- Your instructions:
Please copy, character for character, the part of the entries below that opens with their first line and closes with the line containing "29, 964, 54)", including both of those lines.
____ Data supplied
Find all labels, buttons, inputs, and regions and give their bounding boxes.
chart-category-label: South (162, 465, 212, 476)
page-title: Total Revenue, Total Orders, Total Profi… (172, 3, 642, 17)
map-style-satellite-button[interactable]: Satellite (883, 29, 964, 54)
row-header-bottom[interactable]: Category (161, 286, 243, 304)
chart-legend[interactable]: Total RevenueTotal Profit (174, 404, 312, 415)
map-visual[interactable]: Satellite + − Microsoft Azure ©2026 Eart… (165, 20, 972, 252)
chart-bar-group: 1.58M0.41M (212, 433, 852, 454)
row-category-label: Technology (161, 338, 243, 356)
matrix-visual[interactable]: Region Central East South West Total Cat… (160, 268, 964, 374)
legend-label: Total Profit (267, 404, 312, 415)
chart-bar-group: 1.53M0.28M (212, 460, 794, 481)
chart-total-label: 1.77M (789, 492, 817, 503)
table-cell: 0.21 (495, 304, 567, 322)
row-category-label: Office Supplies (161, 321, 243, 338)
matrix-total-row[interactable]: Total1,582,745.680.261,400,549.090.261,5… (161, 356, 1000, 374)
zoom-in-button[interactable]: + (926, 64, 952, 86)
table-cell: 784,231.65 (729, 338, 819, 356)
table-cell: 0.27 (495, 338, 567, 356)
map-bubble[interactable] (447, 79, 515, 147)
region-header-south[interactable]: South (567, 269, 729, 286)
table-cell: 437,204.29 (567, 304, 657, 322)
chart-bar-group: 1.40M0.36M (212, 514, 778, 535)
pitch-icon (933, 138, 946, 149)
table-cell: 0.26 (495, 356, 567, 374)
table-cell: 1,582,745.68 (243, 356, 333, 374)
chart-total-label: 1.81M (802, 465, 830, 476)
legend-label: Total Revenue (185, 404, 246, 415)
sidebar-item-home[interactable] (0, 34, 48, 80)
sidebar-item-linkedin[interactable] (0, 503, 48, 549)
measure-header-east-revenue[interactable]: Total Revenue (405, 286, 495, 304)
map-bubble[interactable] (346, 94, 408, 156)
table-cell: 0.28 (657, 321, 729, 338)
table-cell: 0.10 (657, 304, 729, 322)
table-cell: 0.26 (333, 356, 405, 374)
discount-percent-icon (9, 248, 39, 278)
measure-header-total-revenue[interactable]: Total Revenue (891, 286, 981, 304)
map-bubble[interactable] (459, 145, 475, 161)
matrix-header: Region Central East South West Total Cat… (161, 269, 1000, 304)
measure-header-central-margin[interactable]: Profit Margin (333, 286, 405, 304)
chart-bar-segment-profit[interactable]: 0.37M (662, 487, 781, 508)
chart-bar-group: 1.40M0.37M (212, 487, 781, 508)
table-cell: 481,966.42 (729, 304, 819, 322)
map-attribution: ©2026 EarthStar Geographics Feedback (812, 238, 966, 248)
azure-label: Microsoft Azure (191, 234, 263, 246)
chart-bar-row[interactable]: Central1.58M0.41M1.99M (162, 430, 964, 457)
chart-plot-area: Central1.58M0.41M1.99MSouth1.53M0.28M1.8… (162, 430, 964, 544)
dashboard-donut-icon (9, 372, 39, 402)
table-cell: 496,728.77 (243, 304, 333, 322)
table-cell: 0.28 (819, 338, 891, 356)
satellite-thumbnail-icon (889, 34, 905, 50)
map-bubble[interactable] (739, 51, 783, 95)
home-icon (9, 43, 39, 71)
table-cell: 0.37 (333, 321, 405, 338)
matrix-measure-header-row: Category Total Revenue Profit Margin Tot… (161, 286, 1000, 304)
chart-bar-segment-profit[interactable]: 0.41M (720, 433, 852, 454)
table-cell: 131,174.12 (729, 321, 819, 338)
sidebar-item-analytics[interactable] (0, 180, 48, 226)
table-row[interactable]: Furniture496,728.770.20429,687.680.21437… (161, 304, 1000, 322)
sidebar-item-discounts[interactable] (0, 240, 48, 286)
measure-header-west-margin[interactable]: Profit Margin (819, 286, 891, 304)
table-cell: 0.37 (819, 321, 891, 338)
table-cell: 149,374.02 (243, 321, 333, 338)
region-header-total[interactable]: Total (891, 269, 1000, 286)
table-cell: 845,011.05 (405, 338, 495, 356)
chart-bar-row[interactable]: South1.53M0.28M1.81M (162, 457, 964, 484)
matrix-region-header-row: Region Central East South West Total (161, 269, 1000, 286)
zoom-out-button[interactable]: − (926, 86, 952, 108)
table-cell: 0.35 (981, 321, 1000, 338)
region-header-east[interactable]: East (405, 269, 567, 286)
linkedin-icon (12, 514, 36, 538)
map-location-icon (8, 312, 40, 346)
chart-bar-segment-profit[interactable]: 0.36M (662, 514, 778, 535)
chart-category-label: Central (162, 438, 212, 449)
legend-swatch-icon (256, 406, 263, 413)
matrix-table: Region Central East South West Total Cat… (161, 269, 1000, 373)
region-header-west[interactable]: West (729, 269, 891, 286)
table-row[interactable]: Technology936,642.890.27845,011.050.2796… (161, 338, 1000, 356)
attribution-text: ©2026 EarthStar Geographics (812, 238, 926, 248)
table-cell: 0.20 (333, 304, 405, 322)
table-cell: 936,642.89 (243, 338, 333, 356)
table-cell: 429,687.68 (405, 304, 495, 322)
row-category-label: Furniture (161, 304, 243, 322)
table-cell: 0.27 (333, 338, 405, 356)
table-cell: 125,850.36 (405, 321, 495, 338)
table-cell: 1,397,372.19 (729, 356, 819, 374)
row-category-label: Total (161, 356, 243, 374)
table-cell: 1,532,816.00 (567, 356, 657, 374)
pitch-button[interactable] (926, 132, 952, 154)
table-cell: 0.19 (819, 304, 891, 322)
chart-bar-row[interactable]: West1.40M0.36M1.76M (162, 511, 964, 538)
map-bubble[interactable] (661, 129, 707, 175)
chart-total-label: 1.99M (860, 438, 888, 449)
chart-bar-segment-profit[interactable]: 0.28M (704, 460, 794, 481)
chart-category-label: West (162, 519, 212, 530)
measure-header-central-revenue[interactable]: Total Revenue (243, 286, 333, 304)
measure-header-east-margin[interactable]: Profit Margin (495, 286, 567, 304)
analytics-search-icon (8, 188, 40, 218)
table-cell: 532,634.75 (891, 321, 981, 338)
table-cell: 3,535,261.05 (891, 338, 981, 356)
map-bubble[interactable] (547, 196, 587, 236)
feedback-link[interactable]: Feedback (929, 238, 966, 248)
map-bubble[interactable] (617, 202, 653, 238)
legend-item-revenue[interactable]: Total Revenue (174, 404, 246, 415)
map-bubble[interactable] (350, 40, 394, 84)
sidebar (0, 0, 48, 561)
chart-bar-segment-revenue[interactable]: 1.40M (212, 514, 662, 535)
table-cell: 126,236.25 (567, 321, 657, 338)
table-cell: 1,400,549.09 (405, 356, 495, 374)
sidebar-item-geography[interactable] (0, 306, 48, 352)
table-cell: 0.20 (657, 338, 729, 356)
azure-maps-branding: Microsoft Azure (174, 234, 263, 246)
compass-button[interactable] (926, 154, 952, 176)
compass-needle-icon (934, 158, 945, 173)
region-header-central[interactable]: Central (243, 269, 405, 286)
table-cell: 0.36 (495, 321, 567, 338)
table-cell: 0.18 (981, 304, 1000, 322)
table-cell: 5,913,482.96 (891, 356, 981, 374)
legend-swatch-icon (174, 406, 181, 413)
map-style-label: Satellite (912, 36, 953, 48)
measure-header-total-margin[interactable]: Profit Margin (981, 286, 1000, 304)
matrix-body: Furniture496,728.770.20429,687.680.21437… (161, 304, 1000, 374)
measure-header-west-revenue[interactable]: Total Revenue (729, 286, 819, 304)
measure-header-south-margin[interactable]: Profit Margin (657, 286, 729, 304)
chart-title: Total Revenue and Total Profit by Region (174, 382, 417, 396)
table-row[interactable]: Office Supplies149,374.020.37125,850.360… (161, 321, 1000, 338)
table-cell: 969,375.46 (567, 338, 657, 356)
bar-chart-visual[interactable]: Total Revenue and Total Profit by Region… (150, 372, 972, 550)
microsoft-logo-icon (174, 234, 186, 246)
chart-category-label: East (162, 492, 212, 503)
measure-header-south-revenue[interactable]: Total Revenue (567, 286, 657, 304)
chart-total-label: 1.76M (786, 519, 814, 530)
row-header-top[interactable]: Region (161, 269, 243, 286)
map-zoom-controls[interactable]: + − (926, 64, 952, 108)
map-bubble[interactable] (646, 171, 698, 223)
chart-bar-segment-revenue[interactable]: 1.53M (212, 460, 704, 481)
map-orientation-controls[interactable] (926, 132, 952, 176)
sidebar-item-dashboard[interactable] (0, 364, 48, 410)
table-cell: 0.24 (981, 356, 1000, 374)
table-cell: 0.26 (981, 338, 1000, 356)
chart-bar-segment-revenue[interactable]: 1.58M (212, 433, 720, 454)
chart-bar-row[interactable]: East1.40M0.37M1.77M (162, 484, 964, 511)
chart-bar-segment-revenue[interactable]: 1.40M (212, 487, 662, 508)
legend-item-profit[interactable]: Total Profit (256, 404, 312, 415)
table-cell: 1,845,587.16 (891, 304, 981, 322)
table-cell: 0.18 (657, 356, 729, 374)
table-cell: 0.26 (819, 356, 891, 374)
________
- Correct answer:
Find all labels, buttons, inputs, and regions and give their bounding boxes.
chart-category-label: South (162, 465, 212, 476)
page-title: Total Revenue, Total Orders, Total Profi… (172, 3, 642, 17)
map-style-satellite-button[interactable]: Satellite (883, 29, 964, 54)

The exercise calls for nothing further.